# Task 1
Would you repeat, word for word, the part of the production duo profile between "Justice, a pianist" and "Legend, ft. Ludacris.", inclusive?

# Excerpt provided
----------------

- Origin: Philadelphia, Pennsylvania; Los Angeles, California, United States
- Genres: Pop, R&B
- Occupations: Record producers, songwriters
- Instruments: Keyboards, Saxophone, Flute
- Years active: 2007–present
- Members: Keith "Butta" Justice Allen "BizKit" Arthur

= Butta-N-BizKit =

Bizkit & Butta is a multi-Grammy nominated, platinum selling record production duo consisting of Keith "Butta" Justice and Allen "BizKit" Arthur. Currently located in Los Angeles, the two were previously part of the Philadelphia-based production team known as "Phatboiz", along with colleague Jason "Gravy" Gottwald.

==Formation==

Justice and Arthur first met as teenagers at the Philadelphia High School for Creative and Performing Arts, when Arthur was playing the saxophone in a jazz band there. Arthur, a saxophonist, spent much of the early 2000s performing with soul, R&B, and Hip Hop artists such as Kanye West, Chrisette Michele, Rick Ross, and eventually secured a place in John Legend's band. He also played saxophone on the Beyoncé single Déjà Vu, produced by Rodney "Darkchild" Jerkins

Justice, a pianist since the age of 8, attended Long Island University where he received a B.A. in music. Upon returning to Philadelphia, he worked as musical director for a number of artists, including Chrisette Michele

In 2010, Justice and Arthur were offered a publishing deal with Cherry Lane/BMG and Homeschool Entertainment; they subsequently produced a number of singles including the Soul Train Award-Winning and Grammy Nominated "Tonight (Best You Ever Had)", performed by John Legend, ft. Ludacris.

----------------

# Listed entries
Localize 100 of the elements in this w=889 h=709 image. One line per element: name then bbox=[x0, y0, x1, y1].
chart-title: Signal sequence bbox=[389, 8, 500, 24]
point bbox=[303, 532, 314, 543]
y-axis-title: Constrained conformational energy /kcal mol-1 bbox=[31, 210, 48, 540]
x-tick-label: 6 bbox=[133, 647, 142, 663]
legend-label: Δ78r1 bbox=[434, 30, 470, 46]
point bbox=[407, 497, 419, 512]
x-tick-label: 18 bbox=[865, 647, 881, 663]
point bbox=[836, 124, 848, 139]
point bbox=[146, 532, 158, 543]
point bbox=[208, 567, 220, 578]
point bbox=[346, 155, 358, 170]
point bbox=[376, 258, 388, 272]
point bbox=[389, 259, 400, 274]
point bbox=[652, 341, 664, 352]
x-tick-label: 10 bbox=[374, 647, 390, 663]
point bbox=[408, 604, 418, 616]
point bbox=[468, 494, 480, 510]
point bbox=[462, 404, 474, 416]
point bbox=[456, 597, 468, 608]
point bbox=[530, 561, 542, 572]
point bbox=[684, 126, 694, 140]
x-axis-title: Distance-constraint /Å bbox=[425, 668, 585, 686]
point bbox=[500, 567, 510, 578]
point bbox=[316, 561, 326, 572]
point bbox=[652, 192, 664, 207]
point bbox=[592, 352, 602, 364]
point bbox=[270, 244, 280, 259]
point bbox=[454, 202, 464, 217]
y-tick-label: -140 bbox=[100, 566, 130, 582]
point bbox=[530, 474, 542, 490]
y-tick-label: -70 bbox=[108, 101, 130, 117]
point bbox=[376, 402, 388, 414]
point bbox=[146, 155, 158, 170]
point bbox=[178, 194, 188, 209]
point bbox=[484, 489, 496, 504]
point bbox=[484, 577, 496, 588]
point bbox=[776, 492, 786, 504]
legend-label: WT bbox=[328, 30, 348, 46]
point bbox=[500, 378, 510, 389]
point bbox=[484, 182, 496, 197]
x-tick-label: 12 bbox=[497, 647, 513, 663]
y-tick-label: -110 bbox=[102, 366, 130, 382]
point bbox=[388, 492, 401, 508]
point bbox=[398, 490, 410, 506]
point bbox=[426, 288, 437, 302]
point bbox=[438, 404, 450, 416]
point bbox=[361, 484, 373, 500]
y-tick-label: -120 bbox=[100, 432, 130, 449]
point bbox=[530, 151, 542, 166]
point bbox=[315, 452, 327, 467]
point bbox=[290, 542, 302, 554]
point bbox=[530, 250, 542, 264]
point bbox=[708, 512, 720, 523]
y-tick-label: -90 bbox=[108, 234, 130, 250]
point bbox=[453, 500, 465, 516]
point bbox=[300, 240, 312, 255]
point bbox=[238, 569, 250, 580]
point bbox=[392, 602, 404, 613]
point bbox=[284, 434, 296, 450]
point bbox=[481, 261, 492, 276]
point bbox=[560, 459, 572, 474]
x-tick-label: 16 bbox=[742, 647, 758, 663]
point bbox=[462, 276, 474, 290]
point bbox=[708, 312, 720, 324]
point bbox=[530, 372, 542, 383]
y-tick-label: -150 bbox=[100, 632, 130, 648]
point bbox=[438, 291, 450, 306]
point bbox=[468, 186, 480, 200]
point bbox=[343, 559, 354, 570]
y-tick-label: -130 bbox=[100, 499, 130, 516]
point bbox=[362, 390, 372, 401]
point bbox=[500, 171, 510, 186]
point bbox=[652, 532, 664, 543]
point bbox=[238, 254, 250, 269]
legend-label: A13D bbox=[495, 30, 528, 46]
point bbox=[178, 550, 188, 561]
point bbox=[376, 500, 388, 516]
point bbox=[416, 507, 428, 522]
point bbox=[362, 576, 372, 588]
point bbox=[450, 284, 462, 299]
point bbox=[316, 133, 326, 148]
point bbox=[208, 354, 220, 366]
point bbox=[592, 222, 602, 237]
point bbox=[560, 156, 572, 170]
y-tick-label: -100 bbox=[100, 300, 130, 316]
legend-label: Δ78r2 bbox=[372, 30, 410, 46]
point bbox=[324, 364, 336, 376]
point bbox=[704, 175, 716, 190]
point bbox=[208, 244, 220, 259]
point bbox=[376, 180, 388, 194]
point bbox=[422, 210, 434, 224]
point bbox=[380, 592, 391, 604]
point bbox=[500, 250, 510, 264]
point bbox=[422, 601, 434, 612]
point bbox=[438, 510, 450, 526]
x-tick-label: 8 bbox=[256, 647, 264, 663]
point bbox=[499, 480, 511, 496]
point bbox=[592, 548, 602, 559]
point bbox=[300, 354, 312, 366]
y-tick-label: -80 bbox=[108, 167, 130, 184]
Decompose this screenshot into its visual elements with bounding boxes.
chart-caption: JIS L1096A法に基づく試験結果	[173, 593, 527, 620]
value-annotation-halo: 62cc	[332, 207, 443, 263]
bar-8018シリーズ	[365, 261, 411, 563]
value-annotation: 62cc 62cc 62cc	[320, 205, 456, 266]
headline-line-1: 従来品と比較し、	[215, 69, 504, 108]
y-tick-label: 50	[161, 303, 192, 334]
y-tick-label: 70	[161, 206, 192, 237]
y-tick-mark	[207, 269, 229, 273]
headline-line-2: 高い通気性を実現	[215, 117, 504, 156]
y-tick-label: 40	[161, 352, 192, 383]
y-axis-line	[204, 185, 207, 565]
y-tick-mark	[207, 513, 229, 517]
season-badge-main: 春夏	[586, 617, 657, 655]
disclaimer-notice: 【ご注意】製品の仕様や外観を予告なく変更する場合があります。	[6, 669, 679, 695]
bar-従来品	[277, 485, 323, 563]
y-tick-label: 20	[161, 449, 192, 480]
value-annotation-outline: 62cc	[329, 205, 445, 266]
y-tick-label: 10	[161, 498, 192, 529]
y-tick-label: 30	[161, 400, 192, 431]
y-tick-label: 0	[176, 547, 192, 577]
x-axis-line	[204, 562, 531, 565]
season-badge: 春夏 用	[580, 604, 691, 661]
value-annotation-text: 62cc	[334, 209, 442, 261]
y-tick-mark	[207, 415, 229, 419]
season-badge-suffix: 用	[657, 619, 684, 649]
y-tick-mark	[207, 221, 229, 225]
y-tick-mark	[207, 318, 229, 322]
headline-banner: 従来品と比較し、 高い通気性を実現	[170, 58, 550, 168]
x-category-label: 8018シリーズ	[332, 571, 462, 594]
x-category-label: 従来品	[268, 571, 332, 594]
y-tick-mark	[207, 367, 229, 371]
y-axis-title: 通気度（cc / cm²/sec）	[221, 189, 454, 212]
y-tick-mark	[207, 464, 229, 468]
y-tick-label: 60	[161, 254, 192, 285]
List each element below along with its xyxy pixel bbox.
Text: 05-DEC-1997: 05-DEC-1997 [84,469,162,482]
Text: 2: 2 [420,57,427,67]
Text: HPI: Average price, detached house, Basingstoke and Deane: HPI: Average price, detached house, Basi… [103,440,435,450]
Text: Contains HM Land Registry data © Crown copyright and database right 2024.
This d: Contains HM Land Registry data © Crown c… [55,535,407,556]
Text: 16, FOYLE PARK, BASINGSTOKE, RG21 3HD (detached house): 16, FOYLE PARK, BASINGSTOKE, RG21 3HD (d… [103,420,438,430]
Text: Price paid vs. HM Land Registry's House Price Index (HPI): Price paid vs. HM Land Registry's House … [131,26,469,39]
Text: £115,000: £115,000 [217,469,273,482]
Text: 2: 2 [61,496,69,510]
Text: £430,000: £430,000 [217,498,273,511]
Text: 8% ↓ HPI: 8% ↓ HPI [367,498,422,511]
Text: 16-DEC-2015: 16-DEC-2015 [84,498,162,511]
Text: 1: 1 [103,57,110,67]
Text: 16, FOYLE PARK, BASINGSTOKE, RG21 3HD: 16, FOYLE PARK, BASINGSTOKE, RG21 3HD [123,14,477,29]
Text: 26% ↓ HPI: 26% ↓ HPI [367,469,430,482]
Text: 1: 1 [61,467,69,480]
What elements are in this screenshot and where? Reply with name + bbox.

----------------

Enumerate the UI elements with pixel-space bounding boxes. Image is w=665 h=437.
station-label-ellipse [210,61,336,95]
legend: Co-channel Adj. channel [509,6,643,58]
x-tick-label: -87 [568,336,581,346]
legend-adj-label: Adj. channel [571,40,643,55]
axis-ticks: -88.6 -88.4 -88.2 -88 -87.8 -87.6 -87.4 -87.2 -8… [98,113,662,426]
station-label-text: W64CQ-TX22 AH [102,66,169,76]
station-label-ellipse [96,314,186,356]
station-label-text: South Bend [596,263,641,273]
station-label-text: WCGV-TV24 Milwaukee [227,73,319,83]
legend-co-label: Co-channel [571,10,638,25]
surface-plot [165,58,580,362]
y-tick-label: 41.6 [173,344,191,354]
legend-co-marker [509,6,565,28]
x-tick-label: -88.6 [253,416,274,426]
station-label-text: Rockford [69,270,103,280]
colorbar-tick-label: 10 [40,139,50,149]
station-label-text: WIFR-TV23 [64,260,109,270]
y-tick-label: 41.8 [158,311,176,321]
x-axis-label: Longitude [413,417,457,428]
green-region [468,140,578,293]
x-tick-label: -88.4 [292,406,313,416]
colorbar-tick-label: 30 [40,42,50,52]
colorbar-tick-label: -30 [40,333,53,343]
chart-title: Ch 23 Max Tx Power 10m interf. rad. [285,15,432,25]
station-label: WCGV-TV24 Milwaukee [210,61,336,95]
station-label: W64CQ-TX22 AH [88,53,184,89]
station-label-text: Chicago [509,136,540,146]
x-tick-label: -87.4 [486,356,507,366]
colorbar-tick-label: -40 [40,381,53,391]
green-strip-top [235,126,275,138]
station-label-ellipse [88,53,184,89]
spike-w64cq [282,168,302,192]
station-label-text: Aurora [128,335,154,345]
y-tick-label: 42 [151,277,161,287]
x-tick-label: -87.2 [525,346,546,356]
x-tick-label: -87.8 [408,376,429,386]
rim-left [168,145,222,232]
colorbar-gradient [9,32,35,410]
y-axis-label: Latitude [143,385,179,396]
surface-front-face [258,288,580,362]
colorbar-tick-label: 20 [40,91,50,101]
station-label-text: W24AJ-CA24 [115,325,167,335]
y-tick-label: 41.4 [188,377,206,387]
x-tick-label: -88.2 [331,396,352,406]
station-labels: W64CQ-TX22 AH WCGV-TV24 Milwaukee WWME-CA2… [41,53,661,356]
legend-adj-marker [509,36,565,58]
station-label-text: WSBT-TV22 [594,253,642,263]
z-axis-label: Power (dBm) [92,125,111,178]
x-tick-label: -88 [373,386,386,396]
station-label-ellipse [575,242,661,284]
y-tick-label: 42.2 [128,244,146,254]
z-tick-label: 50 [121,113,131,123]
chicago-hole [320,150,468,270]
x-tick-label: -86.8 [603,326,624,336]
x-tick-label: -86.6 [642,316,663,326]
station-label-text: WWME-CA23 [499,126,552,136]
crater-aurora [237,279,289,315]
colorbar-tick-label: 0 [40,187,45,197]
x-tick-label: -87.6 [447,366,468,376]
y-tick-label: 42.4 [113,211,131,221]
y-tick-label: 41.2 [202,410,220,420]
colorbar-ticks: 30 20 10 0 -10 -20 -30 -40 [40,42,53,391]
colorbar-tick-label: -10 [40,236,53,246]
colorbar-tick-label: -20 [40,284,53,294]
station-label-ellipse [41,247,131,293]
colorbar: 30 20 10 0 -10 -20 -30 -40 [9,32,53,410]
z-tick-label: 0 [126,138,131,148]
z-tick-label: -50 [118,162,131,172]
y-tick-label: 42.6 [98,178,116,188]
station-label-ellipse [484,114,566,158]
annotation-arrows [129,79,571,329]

----------------

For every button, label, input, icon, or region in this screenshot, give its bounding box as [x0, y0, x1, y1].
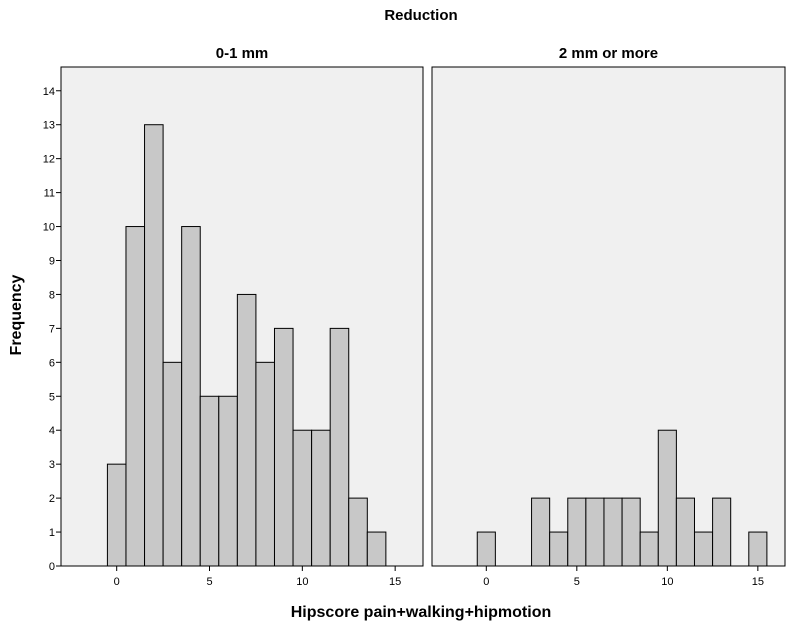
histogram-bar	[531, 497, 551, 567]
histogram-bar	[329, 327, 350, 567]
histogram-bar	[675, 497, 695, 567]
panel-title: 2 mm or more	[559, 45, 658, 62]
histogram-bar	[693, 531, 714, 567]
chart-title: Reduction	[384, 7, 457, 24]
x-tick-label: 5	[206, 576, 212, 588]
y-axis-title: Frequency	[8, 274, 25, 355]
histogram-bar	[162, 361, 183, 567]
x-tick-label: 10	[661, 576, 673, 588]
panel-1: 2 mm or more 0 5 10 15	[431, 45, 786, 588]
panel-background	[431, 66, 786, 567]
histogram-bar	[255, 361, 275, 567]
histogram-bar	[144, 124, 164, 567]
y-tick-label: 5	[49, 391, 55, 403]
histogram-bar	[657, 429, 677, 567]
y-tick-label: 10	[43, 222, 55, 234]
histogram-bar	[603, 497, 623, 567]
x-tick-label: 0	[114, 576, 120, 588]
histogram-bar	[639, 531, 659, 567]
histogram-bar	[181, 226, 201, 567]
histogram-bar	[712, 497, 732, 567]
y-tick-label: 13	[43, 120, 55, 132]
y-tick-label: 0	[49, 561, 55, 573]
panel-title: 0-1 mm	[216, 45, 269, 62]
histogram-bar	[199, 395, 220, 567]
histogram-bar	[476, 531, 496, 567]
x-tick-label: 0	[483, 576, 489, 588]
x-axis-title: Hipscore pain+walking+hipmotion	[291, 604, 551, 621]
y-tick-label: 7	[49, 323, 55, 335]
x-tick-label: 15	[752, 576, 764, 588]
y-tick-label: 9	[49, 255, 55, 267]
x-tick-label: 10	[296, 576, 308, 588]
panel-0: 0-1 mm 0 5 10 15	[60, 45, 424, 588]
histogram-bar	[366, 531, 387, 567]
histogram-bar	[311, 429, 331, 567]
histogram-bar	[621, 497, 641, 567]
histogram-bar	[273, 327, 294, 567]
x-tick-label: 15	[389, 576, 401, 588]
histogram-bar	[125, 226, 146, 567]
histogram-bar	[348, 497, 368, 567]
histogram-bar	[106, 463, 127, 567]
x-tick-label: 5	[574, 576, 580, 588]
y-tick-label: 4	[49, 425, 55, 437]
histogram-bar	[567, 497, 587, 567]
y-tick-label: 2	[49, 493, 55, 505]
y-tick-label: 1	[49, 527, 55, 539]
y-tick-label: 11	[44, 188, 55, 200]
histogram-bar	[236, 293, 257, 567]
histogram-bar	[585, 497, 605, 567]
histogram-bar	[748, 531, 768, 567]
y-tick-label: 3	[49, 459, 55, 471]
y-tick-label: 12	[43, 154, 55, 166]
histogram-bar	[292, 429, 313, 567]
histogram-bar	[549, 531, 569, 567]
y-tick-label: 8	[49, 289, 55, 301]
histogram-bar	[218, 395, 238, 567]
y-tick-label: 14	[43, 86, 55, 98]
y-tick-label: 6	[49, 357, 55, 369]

----------------

# Task 2
Can you reproduce, without any change, the lines of the first listing between the line holding "Localize 100 of" and the line holding "point bbox=[530, 561, 542, 572]", inclusive?

# Worked answer 1
Justice, a pianist since the age of 8, attended Long Island University where he received a B.A. in music. Upon returning to Philadelphia, he worked as musical director for a number of artists, including Chrisette Michele

In 2010, Justice and Arthur were offered a publishing deal with Cherry Lane/BMG and Homeschool Entertainment; they subsequently produced a number of singles including the Soul Train Award-Winning and Grammy Nominated "Tonight (Best You Ever Had)", performed by John Legend, ft. Ludacris.

# Worked answer 2
Localize 100 of the elements in this w=889 h=709 image. One line per element: name then bbox=[x0, y0, x1, y1].
chart-title: Signal sequence bbox=[389, 8, 500, 24]
point bbox=[303, 532, 314, 543]
y-axis-title: Constrained conformational energy /kcal mol-1 bbox=[31, 210, 48, 540]
x-tick-label: 6 bbox=[133, 647, 142, 663]
legend-label: Δ78r1 bbox=[434, 30, 470, 46]
point bbox=[407, 497, 419, 512]
x-tick-label: 18 bbox=[865, 647, 881, 663]
point bbox=[836, 124, 848, 139]
point bbox=[146, 532, 158, 543]
point bbox=[208, 567, 220, 578]
point bbox=[346, 155, 358, 170]
point bbox=[376, 258, 388, 272]
point bbox=[389, 259, 400, 274]
point bbox=[652, 341, 664, 352]
x-tick-label: 10 bbox=[374, 647, 390, 663]
point bbox=[408, 604, 418, 616]
point bbox=[468, 494, 480, 510]
point bbox=[462, 404, 474, 416]
point bbox=[456, 597, 468, 608]
point bbox=[530, 561, 542, 572]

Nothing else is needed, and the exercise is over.